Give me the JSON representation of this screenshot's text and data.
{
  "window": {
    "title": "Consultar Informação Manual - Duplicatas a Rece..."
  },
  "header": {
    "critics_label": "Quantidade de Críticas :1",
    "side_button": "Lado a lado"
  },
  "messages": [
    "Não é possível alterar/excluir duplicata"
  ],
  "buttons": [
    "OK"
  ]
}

● STATED GOAL: Reproduce each entry from the records above, character for character.

● SOLUTION TO THIS PROBLEM:
Give me the JSON representation of this screenshot's text and data.
{
  "window": {
    "title": "Consultar Informação Manual - Duplicatas a Rece..."
  },
  "header": {
    "critics_label": "Quantidade de Críticas :1",
    "side_button": "Lado a lado"
  },
  "messages": [
    "Não é possível alterar/excluir duplicata"
  ],
  "buttons": [
    "OK"
  ]
}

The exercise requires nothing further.